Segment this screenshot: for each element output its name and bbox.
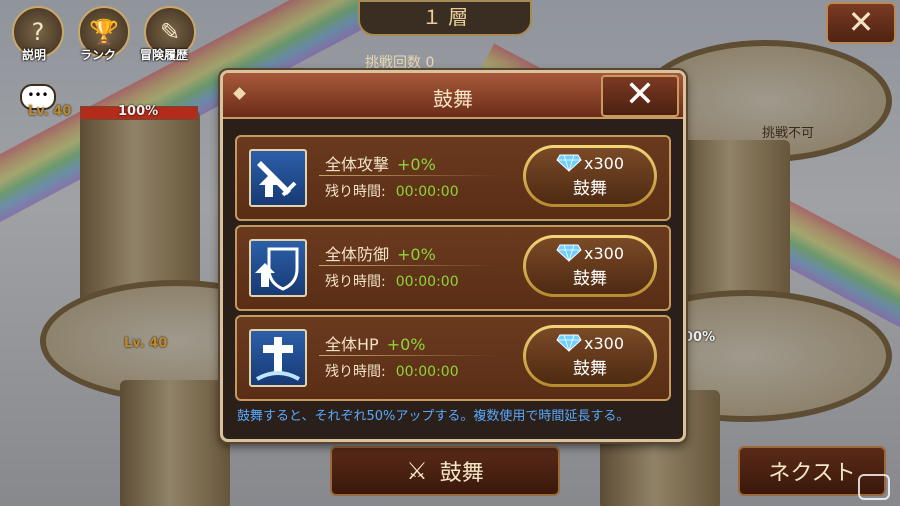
next-label: ネクスト — [768, 461, 856, 486]
buff-name: 全体防御 +0% — [325, 241, 436, 265]
timer-value: 00:00:00 — [395, 364, 459, 380]
gem-icon — [556, 154, 582, 172]
timer-label: 残り時間: — [325, 184, 386, 200]
encourage-bottom-button[interactable]: ⚔ 鼓舞 — [330, 446, 560, 496]
dialog-header: 鼓舞 ✕ — [223, 73, 683, 119]
gem-icon — [556, 334, 582, 352]
encourage-defense-button[interactable]: x300 鼓舞 — [523, 235, 657, 297]
quill-icon: ✎ — [159, 18, 181, 46]
cross-icon — [249, 329, 307, 387]
gem-cost-value: x300 — [583, 243, 624, 263]
buff-name: 全体HP +0% — [325, 331, 425, 355]
divider — [319, 265, 499, 266]
help-label: 説明 — [22, 48, 47, 62]
buff-bonus: +0% — [397, 155, 436, 174]
buff-timer: 残り時間: 00:00:00 — [325, 271, 459, 291]
timer-value: 00:00:00 — [395, 274, 459, 290]
buff-name: 全体攻撃 +0% — [325, 151, 436, 175]
history-label: 冒険履歴 — [140, 48, 189, 62]
encourage-bottom-label: 鼓舞 — [439, 461, 484, 486]
encourage-attack-button[interactable]: x300 鼓舞 — [523, 145, 657, 207]
buff-row-hp: 全体HP +0% 残り時間: 00:00:00 x300 鼓舞 — [235, 315, 671, 401]
buff-row-defense: 全体防御 +0% 残り時間: 00:00:00 x300 鼓舞 — [235, 225, 671, 311]
buff-bonus: +0% — [397, 245, 436, 264]
close-icon: ✕ — [624, 74, 656, 115]
watermark-logo — [858, 474, 890, 500]
challenge-count: 挑戦回数 0 — [365, 55, 435, 71]
gem-cost-value: x300 — [583, 153, 624, 173]
buff-row-attack: 全体攻撃 +0% 残り時間: 00:00:00 x300 鼓舞 — [235, 135, 671, 221]
buff-timer: 残り時間: 00:00:00 — [325, 181, 459, 201]
timer-label: 残り時間: — [325, 364, 386, 380]
button-face: x300 鼓舞 — [526, 238, 654, 294]
gem-cost: x300 — [556, 154, 624, 173]
timer-value: 00:00:00 — [395, 184, 459, 200]
help-icon: ? — [31, 18, 45, 46]
player-hp-percent: 100% — [118, 104, 159, 119]
player-level: Lv. 40 — [28, 104, 72, 119]
gem-cost: x300 — [556, 334, 624, 353]
floor-indicator: １ 層 — [358, 0, 532, 36]
divider — [319, 175, 499, 176]
no-challenge-label: 挑戦不可 — [762, 126, 815, 141]
buff-timer: 残り時間: 00:00:00 — [325, 361, 459, 381]
close-screen-button[interactable]: ✕ — [826, 2, 896, 44]
enemy-hp-percent: 00% — [684, 330, 716, 345]
button-face: x300 鼓舞 — [526, 148, 654, 204]
button-face: x300 鼓舞 — [526, 328, 654, 384]
trophy-icon: 🏆 — [89, 18, 119, 46]
buff-bonus: +0% — [386, 335, 426, 354]
buff-name-text: 全体防御 — [325, 245, 390, 264]
encourage-button-label: 鼓舞 — [573, 178, 607, 199]
crossed-swords-icon: ⚔ — [406, 457, 428, 485]
divider — [319, 355, 499, 356]
shield-icon — [249, 239, 307, 297]
rank-label: ランク — [80, 48, 117, 62]
close-icon: ✕ — [847, 3, 875, 41]
chat-icon: ••• — [27, 88, 49, 102]
gem-cost-value: x300 — [583, 333, 624, 353]
encourage-hp-button[interactable]: x300 鼓舞 — [523, 325, 657, 387]
gem-cost: x300 — [556, 244, 624, 263]
timer-label: 残り時間: — [325, 274, 386, 290]
buff-name-text: 全体HP — [325, 335, 379, 354]
gem-icon — [556, 244, 582, 262]
ally-level: Lv. 40 — [124, 336, 168, 351]
buff-name-text: 全体攻撃 — [325, 155, 390, 174]
encourage-dialog: 鼓舞 ✕ 全体攻撃 +0% 残り時間: 00:00:00 x300 鼓舞 全体防御 +… — [220, 70, 686, 442]
sword-icon — [249, 149, 307, 207]
encourage-button-label: 鼓舞 — [573, 268, 607, 289]
encourage-note: 鼓舞すると、それぞれ50%アップする。複数使用で時間延長する。 — [237, 409, 630, 424]
encourage-button-label: 鼓舞 — [573, 358, 607, 379]
dialog-close-button[interactable]: ✕ — [601, 75, 679, 117]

================

Copy word for word every line of the material above that runs from the line containing "next-label: ネクスト — [768, 461, 856, 486]" to the line containing "gem-icon — [556, 334, 582, 352]", inclusive of both.

next-label: ネクスト — [768, 461, 856, 486]
buff-name: 全体防御 +0% — [325, 241, 436, 265]
timer-value: 00:00:00 — [395, 364, 459, 380]
gem-icon — [556, 154, 582, 172]
timer-label: 残り時間: — [325, 184, 386, 200]
encourage-bottom-button[interactable]: ⚔ 鼓舞 — [330, 446, 560, 496]
dialog-header: 鼓舞 ✕ — [223, 73, 683, 119]
gem-icon — [556, 334, 582, 352]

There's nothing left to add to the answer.